• STATED EXERCISE
For this exercise, copy out each line of the material below that includes "structure".

• SUPPLIED DATA
◆ ◆ ◆ ◆ ◆ ◆ ◆
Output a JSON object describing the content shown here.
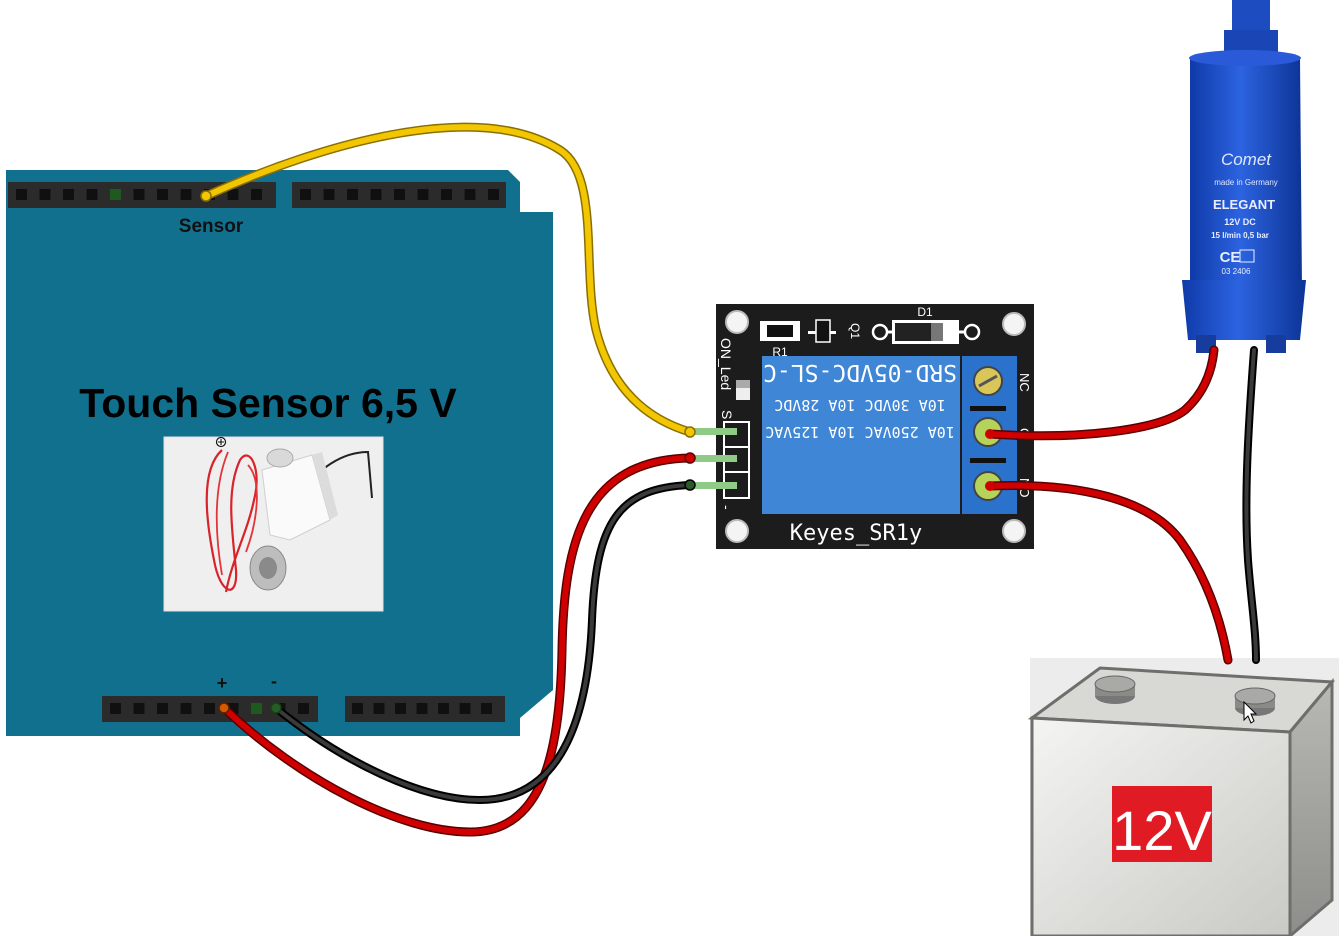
{
  "board": {
    "title": "Touch Sensor 6,5 V",
    "pin_sensor_label": "Sensor",
    "pin_plus_label": "+",
    "pin_minus_label": "-"
  },
  "relay": {
    "name": "Keyes_SR1y",
    "relay_model": "SRD-05VDC-SL-C",
    "rating_line1": "10A 30VDC 10A 28VDC",
    "rating_line2": "10A 250VAC 10A 125VAC",
    "r1_label": "R1",
    "q1_label": "Q1",
    "d1_label": "D1",
    "led_label": "ON_Led",
    "pin_s_label": "S",
    "pin_gnd_label": "-",
    "nc_label": "NC",
    "c_label": "C",
    "no_label": "NO"
  },
  "pump": {
    "brand": "Comet",
    "made_in": "made in Germany",
    "model": "ELEGANT",
    "voltage": "12V DC",
    "spec": "15 l/min 0,5 bar",
    "ce": "CE",
    "code": "03 2406"
  },
  "battery": {
    "label": "12V"
  },
  "colors": {
    "board": "#12708f",
    "relay_pcb": "#1c1c1c",
    "relay_body": "#3f86d6",
    "terminal": "#2a72cc",
    "pump": "#1f4fc4",
    "wire_yellow": "#f2c600",
    "wire_red": "#d10000",
    "wire_black": "#1b1b1b",
    "battery_label": "#e01b24"
  }
}
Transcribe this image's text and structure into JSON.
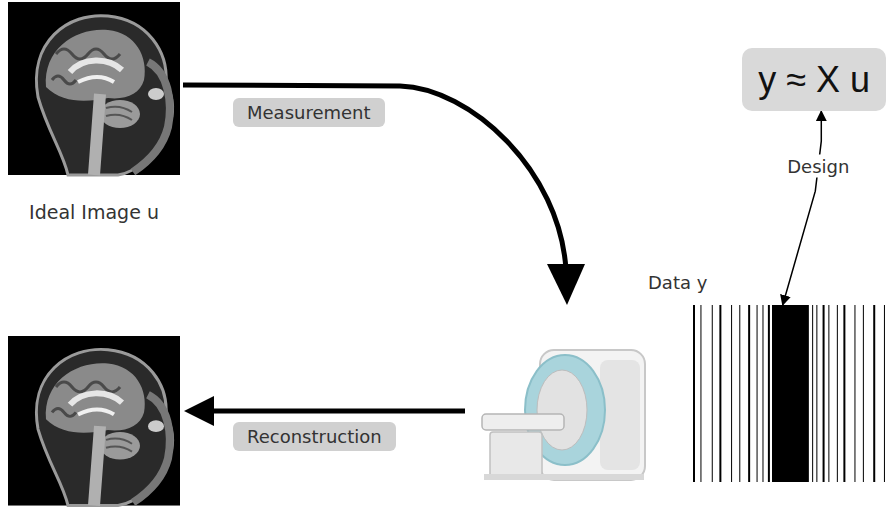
{
  "diagram": {
    "nodes": [
      {
        "text": [
          "Ideal Image u"
        ]
      },
      {
        "text": [
          "y ≈ X u"
        ]
      },
      {
        "text": [
          "Data y"
        ]
      }
    ],
    "edges": [
      {
        "from": 1,
        "to": 2,
        "arrow": "both",
        "label": "Design"
      }
    ],
    "labels": [
      "Measurement",
      "Reconstruction"
    ]
  }
}
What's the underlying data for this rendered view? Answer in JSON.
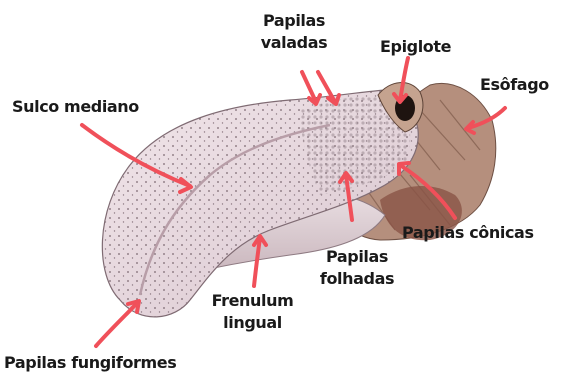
{
  "labels": {
    "papilas_valadas": [
      "Papilas",
      "valadas"
    ],
    "epiglote": "Epiglote",
    "esofago": "Esôfago",
    "sulco_mediano": "Sulco mediano",
    "papilas_conicas": "Papilas cônicas",
    "papilas_folhadas": [
      "Papilas",
      "folhadas"
    ],
    "frenulum_lingual": [
      "Frenulum",
      "lingual"
    ],
    "papilas_fungiformes": "Papilas fungiformes"
  },
  "colors": {
    "arrow": "#f0505a",
    "tongue": "#e9dde2",
    "tongue_shade": "#c9b3bc",
    "text": "#1a1a1a"
  }
}
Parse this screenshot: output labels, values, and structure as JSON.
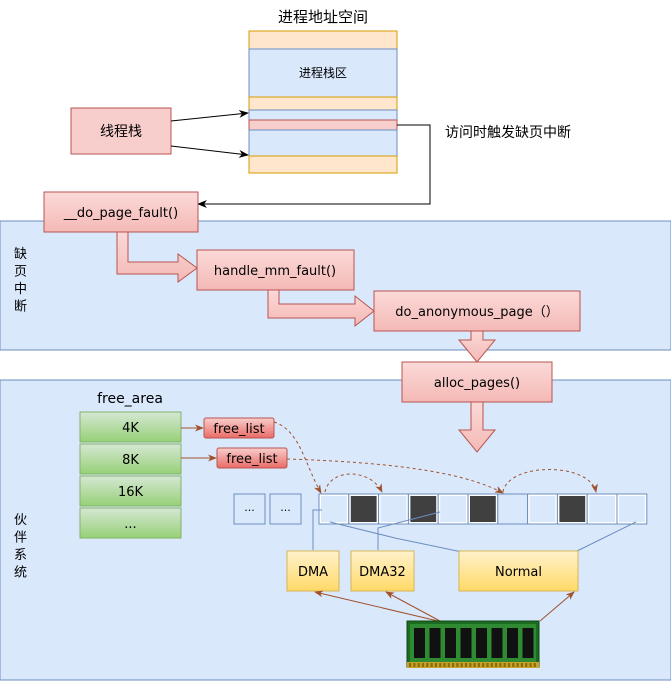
{
  "process_space": {
    "title": "进程地址空间",
    "stack_label": "进程栈区"
  },
  "thread_stack": {
    "label": "线程栈"
  },
  "access_note": "访问时触发缺页中断",
  "page_fault": {
    "region_label": "缺页中断",
    "do_page_fault": "__do_page_fault()",
    "handle_mm_fault": "handle_mm_fault()",
    "do_anonymous_page": "do_anonymous_page（）"
  },
  "alloc_pages": "alloc_pages()",
  "buddy_system": {
    "region_label": "伙伴系统",
    "free_area_title": "free_area",
    "free_area_items": [
      "4K",
      "8K",
      "16K",
      "..."
    ],
    "free_list_label": "free_list",
    "ellipsis_label": "...",
    "zones": [
      "DMA",
      "DMA32",
      "Normal"
    ]
  },
  "colors": {
    "region_fill": "#dae8fc",
    "region_stroke": "#6c8ebf",
    "red_fill": "#f8cecc",
    "red_stroke": "#b85450",
    "orange_fill": "#ffe6cc",
    "green_fill": "#d5e8d4",
    "green_stroke": "#82b366",
    "yellow_fill": "#fff2cc",
    "yellow_stroke": "#d6b656",
    "free_list_fill": "#f8cecc",
    "arrow_brown": "#a0522d",
    "page_used": "#404040"
  }
}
◆ ◆ ◆ ◆ ◆ ◆ ◆
• SOLVED PROBLEM
Transcribe this image's text and structure into JSON.
Parse this screenshot: output labels, values, and structure as JSON.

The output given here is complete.